## Your instructions
Reply only with how many lines contain the word "true".

· · ·

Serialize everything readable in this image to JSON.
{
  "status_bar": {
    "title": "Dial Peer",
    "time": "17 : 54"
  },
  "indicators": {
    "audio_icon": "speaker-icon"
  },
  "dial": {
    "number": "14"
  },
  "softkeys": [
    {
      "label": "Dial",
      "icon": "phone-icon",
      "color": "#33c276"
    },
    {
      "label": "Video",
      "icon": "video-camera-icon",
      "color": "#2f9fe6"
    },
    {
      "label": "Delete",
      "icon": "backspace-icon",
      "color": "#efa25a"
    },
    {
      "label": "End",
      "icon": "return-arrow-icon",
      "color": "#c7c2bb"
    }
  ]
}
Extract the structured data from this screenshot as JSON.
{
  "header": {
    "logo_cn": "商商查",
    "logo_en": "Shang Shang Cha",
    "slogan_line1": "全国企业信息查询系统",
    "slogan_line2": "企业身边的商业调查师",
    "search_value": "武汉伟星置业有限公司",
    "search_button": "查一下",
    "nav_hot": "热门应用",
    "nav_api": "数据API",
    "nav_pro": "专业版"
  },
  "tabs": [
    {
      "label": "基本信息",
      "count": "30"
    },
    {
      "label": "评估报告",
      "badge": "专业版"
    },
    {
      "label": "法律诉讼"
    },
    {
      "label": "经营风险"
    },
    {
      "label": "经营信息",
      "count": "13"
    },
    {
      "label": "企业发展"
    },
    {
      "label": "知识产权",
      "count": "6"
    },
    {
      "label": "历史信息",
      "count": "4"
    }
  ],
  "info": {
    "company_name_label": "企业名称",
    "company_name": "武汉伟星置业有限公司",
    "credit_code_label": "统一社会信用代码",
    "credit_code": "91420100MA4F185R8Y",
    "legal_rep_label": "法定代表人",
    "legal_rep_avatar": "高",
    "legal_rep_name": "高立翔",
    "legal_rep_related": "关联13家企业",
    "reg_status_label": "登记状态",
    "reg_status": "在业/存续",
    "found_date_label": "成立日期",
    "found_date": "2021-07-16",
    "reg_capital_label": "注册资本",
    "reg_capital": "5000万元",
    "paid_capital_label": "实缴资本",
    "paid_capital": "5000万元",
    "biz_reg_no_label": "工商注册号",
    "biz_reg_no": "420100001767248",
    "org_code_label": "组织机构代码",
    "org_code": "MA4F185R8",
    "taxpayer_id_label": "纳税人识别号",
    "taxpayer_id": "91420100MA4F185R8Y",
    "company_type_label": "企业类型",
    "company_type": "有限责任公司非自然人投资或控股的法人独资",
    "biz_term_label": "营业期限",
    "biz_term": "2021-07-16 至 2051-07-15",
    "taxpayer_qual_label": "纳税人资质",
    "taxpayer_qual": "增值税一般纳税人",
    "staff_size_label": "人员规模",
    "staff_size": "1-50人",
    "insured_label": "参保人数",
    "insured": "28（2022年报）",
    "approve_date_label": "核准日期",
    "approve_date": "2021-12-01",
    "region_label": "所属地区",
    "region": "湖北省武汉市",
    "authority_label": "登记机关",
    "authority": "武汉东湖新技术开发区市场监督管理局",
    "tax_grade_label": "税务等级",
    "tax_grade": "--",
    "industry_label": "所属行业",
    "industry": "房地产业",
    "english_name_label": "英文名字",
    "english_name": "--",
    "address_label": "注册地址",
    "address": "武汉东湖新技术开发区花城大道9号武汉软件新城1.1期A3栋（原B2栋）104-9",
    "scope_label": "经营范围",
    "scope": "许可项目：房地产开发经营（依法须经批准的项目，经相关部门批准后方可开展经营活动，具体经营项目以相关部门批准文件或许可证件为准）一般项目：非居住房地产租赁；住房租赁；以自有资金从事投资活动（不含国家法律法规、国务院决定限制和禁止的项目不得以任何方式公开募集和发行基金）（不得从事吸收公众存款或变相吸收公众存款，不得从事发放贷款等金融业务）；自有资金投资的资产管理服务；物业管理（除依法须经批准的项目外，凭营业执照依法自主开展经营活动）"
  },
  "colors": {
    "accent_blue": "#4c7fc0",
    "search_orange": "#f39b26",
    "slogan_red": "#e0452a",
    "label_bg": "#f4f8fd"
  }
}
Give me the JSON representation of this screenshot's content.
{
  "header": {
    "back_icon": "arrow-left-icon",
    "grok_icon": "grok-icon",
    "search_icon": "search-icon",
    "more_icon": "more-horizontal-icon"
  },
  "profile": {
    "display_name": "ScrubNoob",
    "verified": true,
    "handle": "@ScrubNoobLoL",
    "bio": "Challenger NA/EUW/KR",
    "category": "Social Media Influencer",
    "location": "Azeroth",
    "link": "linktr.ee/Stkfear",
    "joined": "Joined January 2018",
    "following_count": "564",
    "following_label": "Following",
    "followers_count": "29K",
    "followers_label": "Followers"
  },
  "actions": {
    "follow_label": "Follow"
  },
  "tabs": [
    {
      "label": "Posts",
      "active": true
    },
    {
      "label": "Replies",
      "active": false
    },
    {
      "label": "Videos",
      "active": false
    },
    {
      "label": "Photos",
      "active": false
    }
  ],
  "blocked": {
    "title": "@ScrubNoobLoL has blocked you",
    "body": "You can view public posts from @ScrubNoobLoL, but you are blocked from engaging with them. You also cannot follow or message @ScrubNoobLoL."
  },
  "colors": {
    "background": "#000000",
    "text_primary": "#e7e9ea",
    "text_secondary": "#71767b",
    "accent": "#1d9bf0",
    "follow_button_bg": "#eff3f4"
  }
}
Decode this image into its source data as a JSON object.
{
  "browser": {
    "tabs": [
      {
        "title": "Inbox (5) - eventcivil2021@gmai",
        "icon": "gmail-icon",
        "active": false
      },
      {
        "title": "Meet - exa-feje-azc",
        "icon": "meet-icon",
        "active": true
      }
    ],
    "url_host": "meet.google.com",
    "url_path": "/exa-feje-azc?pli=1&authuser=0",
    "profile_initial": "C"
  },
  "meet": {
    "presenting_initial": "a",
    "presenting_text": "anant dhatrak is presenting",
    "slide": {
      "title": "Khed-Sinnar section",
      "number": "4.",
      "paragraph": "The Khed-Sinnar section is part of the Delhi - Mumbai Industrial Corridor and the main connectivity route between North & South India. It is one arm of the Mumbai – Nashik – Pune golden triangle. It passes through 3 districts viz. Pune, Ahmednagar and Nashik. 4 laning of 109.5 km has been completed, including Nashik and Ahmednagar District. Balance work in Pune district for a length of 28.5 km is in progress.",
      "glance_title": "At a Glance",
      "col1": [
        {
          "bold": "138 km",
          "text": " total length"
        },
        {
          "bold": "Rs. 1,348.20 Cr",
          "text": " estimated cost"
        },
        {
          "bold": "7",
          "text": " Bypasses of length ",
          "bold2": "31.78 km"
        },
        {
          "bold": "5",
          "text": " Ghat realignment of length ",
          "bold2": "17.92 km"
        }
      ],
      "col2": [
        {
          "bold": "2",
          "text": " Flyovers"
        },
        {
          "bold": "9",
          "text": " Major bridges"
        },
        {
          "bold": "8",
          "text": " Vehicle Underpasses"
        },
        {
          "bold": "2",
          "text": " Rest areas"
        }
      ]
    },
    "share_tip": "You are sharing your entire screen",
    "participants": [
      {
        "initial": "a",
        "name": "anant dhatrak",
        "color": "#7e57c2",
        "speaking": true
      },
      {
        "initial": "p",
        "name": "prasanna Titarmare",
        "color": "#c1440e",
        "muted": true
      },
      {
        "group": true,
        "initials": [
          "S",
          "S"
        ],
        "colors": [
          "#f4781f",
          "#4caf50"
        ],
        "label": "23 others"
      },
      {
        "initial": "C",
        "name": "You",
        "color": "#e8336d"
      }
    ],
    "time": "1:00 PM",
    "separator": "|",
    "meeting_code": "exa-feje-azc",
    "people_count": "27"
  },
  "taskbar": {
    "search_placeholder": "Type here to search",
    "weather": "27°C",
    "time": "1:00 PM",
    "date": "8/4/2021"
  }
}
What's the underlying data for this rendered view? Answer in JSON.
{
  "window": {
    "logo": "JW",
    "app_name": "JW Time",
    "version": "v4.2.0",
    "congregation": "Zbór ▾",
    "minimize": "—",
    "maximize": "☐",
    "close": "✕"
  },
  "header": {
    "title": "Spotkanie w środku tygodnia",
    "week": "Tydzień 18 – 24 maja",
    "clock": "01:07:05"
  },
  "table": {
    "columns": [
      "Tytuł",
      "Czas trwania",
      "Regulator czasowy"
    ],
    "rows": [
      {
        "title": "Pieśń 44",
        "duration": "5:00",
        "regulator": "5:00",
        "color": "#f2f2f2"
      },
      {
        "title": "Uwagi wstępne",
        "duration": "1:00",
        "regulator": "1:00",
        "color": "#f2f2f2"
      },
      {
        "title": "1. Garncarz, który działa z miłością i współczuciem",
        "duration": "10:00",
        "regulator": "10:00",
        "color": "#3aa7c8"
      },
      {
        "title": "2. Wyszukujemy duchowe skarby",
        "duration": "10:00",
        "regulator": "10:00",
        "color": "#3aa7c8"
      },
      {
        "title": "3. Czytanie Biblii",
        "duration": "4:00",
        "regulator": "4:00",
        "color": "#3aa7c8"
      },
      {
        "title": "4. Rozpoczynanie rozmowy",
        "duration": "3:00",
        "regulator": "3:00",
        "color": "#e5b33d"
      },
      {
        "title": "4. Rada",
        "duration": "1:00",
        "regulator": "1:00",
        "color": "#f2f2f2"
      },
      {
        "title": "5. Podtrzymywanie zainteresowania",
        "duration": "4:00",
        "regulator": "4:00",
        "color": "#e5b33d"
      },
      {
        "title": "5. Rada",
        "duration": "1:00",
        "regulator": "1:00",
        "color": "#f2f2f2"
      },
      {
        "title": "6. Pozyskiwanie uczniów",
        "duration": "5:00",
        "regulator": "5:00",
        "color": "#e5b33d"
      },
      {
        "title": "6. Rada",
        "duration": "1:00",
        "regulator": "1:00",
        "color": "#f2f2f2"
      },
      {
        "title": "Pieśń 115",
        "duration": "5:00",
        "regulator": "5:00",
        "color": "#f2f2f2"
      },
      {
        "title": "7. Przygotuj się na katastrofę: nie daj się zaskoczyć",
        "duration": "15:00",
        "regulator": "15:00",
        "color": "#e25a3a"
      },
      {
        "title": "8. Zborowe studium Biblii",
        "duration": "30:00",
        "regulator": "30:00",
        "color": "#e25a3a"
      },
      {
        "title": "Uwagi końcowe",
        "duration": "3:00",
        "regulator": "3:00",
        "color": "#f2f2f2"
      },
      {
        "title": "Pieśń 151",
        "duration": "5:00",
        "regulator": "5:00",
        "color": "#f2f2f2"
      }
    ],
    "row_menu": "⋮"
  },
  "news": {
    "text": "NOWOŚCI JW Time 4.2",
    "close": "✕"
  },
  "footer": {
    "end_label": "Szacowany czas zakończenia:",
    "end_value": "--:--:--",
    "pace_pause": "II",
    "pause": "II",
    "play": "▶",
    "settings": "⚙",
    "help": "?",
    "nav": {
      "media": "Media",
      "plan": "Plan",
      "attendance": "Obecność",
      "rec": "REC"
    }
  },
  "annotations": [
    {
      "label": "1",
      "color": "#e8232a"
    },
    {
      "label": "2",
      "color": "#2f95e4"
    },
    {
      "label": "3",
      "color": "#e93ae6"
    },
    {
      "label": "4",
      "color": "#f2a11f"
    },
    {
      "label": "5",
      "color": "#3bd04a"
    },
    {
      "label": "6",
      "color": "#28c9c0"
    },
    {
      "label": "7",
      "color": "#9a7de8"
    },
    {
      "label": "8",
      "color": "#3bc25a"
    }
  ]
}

· · ·

## Correct answer
6